SHORT EXERCISE: Show all lines from the data that include the word "after".

Dataset items:
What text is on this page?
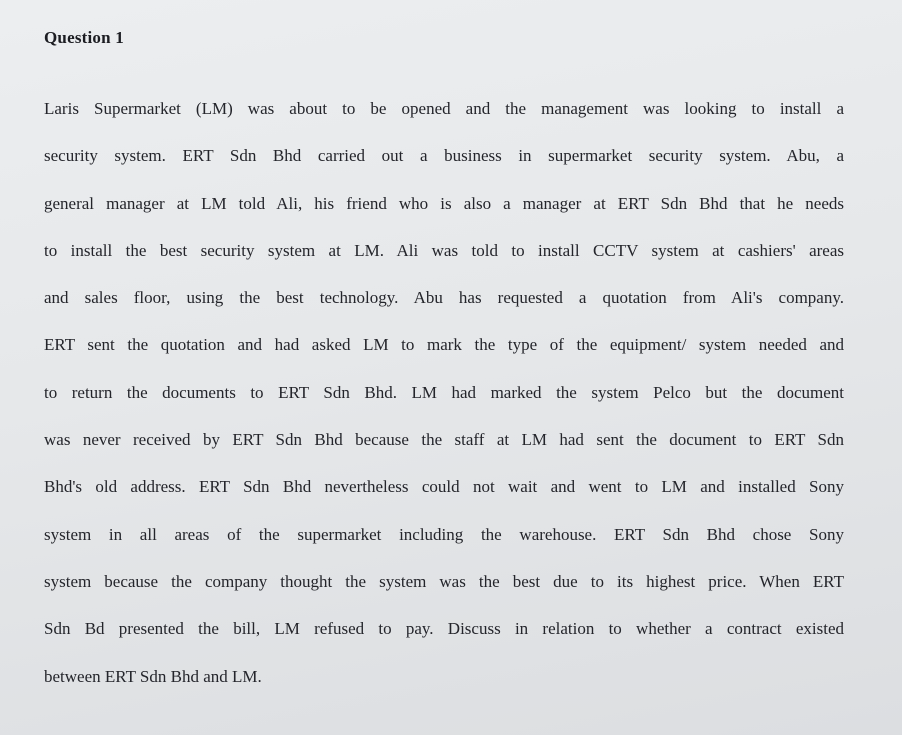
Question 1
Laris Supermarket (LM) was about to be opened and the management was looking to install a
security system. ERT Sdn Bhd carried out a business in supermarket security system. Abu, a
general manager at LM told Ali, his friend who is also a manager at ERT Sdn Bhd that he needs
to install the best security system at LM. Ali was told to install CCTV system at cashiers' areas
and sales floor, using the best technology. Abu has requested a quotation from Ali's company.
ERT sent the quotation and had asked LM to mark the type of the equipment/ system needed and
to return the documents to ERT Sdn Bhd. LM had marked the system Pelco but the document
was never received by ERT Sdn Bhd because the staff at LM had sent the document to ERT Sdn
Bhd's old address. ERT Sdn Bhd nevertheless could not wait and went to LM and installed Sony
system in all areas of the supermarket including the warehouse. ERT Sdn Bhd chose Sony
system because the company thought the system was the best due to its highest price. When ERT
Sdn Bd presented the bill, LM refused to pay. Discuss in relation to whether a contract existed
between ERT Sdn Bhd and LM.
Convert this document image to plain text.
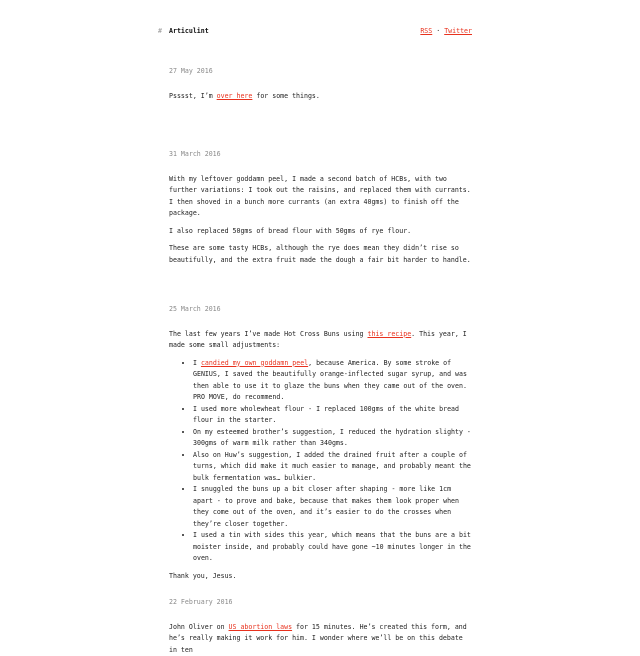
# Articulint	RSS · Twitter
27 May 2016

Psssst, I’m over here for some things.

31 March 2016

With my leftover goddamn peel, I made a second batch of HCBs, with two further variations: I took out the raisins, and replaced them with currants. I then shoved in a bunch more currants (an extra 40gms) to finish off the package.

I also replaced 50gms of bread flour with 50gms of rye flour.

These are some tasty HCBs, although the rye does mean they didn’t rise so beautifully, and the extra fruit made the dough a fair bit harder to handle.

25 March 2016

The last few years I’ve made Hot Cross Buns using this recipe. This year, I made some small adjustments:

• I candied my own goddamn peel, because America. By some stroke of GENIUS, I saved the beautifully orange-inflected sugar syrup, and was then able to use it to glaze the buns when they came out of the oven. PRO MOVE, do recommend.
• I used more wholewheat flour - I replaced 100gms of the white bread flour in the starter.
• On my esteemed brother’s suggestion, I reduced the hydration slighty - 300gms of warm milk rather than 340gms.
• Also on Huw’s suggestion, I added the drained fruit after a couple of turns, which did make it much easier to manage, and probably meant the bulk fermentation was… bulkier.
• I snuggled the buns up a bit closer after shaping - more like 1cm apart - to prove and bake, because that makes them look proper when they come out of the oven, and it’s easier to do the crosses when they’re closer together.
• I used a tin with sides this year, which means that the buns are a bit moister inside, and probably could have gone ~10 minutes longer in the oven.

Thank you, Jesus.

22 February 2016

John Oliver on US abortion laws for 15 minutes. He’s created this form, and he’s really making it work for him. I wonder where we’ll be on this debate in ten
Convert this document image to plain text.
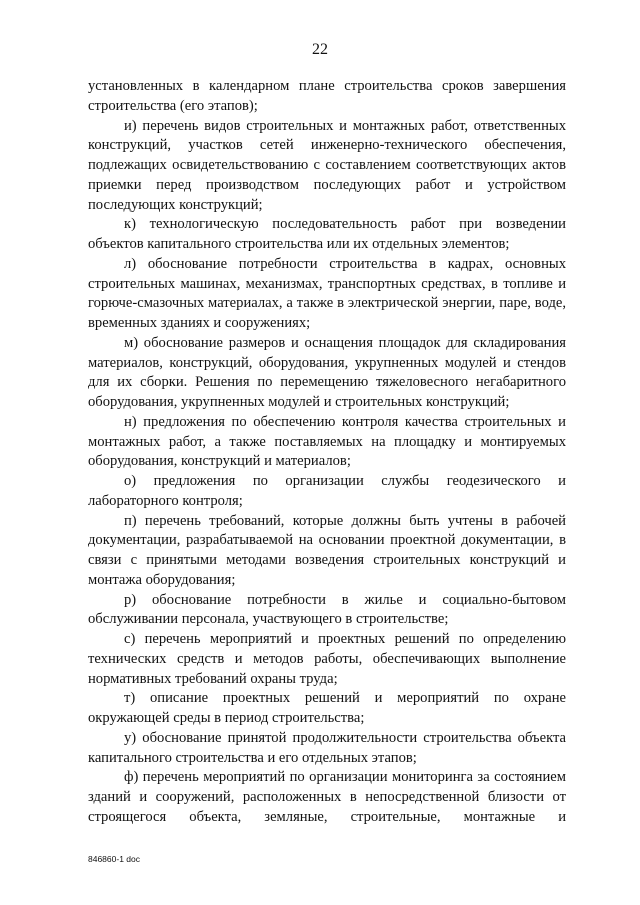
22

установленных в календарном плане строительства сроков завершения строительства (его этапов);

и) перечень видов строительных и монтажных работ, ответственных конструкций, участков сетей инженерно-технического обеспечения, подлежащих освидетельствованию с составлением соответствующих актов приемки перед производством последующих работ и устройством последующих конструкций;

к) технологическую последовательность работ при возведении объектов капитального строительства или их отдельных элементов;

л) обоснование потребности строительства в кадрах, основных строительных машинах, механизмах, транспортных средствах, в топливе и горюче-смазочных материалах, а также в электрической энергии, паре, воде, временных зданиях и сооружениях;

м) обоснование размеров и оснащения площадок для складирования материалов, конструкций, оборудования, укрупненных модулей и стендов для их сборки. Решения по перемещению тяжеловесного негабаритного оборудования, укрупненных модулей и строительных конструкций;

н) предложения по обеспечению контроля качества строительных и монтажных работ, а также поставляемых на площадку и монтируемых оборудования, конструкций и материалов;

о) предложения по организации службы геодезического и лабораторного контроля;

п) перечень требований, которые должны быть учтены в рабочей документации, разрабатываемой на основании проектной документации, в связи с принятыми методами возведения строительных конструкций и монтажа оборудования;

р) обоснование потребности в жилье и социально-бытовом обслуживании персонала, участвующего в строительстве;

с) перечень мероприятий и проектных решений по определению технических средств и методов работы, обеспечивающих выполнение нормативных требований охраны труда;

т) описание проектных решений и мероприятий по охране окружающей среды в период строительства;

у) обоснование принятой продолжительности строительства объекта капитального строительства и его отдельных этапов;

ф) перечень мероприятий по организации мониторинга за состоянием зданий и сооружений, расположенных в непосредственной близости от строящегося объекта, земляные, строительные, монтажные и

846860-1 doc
...
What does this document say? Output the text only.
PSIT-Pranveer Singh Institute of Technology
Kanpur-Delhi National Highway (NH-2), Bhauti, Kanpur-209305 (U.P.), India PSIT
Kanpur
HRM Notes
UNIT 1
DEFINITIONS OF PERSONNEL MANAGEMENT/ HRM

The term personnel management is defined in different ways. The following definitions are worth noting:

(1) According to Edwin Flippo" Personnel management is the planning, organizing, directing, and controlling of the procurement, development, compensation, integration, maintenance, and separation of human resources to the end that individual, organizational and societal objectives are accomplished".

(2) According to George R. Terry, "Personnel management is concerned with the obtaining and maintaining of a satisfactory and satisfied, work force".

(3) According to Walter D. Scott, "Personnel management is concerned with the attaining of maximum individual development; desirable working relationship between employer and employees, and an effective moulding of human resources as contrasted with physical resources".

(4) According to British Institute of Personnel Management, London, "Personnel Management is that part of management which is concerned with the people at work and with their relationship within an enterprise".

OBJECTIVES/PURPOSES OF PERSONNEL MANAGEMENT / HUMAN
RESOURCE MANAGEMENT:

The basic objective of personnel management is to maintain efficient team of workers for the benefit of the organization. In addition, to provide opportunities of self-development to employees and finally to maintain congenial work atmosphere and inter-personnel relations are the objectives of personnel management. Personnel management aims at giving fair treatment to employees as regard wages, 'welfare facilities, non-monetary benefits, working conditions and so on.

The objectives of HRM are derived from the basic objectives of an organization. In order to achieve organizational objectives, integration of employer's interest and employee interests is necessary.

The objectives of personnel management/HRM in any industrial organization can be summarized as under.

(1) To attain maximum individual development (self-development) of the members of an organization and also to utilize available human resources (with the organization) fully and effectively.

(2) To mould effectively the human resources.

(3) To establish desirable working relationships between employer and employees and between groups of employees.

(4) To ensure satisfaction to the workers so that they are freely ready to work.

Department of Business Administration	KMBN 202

EXERCISE RESPONSE:
• Also on Huw’s suggestion, I added the drained fruit after a couple of turns, which did make it much easier to manage, and probably meant the bulk fermentation was… bulkier.
• I snuggled the buns up a bit closer after shaping - more like 1cm apart - to prove and bake, because that makes them look proper when they come out of the oven, and it’s easier to do the crosses when they’re closer together.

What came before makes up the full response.